> [What the exercise asks] Skip the images and return the records below exactly.

> [Listed records]

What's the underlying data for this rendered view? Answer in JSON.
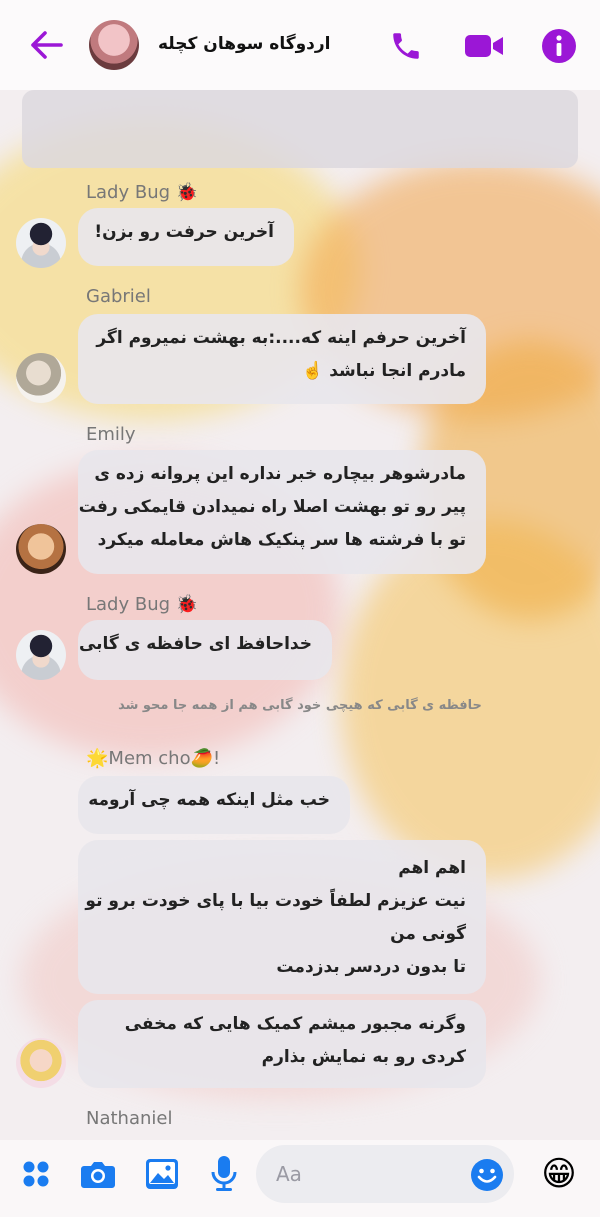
{
  "header": {
    "title": "اردوگاه سوهان کچله"
  },
  "messages": [
    {
      "sender": "Lady Bug 🐞",
      "lines": [
        "آخرین حرفت رو بزن!"
      ]
    },
    {
      "sender": "Gabriel",
      "lines": [
        "آخرین حرفم اینه که....:به بهشت نمیروم اگر",
        "مادرم انجا نباشد ☝️"
      ]
    },
    {
      "sender": "Emily",
      "lines": [
        "مادرشوهر بیچاره خبر نداره این پروانه زده ی",
        "پیر رو تو بهشت اصلا راه نمیدادن قایمکی رفت",
        "تو با فرشته ها سر پنکیک هاش معامله میکرد"
      ]
    },
    {
      "sender": "Lady Bug 🐞",
      "lines": [
        "خداحافظ ای حافظه ی گابی"
      ]
    },
    {
      "system": "حافظه ی گابی که هیچی خود گابی هم از همه جا محو شد"
    },
    {
      "sender": "🌟Mem cho🥭!",
      "lines": [
        "خب مثل اینکه همه چی آرومه"
      ]
    },
    {
      "lines": [
        "اهم اهم",
        "نیت عزیزم لطفاً خودت بیا با پای خودت برو تو",
        "گونی من",
        "تا بدون دردسر بدزدمت"
      ]
    },
    {
      "lines": [
        "وگرنه مجبور میشم کمیک هایی که مخفی",
        "کردی  رو به نمایش بذارم"
      ]
    },
    {
      "sender": "Nathaniel"
    }
  ],
  "composer": {
    "placeholder": "Aa",
    "reaction_emoji": "😁"
  },
  "icons": {
    "back": "back-arrow-icon",
    "call": "phone-icon",
    "video": "video-camera-icon",
    "info": "info-icon",
    "more": "apps-grid-icon",
    "camera": "camera-icon",
    "gallery": "image-icon",
    "mic": "microphone-icon",
    "emoji": "emoji-icon"
  },
  "colors": {
    "accent_purple": "#9b17d6",
    "accent_blue": "#1a7cf0"
  }
}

> [Solution]
What's the underlying data for this rendered view? Answer in JSON.
{
  "header": {
    "title": "اردوگاه سوهان کچله"
  },
  "messages": [
    {
      "sender": "Lady Bug 🐞",
      "lines": [
        "آخرین حرفت رو بزن!"
      ]
    },
    {
      "sender": "Gabriel",
      "lines": [
        "آخرین حرفم اینه که....:به بهشت نمیروم اگر",
        "مادرم انجا نباشد ☝️"
      ]
    },
    {
      "sender": "Emily",
      "lines": [
        "مادرشوهر بیچاره خبر نداره این پروانه زده ی",
        "پیر رو تو بهشت اصلا راه نمیدادن قایمکی رفت",
        "تو با فرشته ها سر پنکیک هاش معامله میکرد"
      ]
    },
    {
      "sender": "Lady Bug 🐞",
      "lines": [
        "خداحافظ ای حافظه ی گابی"
      ]
    },
    {
      "system": "حافظه ی گابی که هیچی خود گابی هم از همه جا محو شد"
    },
    {
      "sender": "🌟Mem cho🥭!",
      "lines": [
        "خب مثل اینکه همه چی آرومه"
      ]
    },
    {
      "lines": [
        "اهم اهم",
        "نیت عزیزم لطفاً خودت بیا با پای خودت برو تو",
        "گونی من",
        "تا بدون دردسر بدزدمت"
      ]
    },
    {
      "lines": [
        "وگرنه مجبور میشم کمیک هایی که مخفی",
        "کردی  رو به نمایش بذارم"
      ]
    },
    {
      "sender": "Nathaniel"
    }
  ],
  "composer": {
    "placeholder": "Aa",
    "reaction_emoji": "😁"
  },
  "icons": {
    "back": "back-arrow-icon",
    "call": "phone-icon",
    "video": "video-camera-icon",
    "info": "info-icon",
    "more": "apps-grid-icon",
    "camera": "camera-icon",
    "gallery": "image-icon",
    "mic": "microphone-icon",
    "emoji": "emoji-icon"
  },
  "colors": {
    "accent_purple": "#9b17d6",
    "accent_blue": "#1a7cf0"
  }
}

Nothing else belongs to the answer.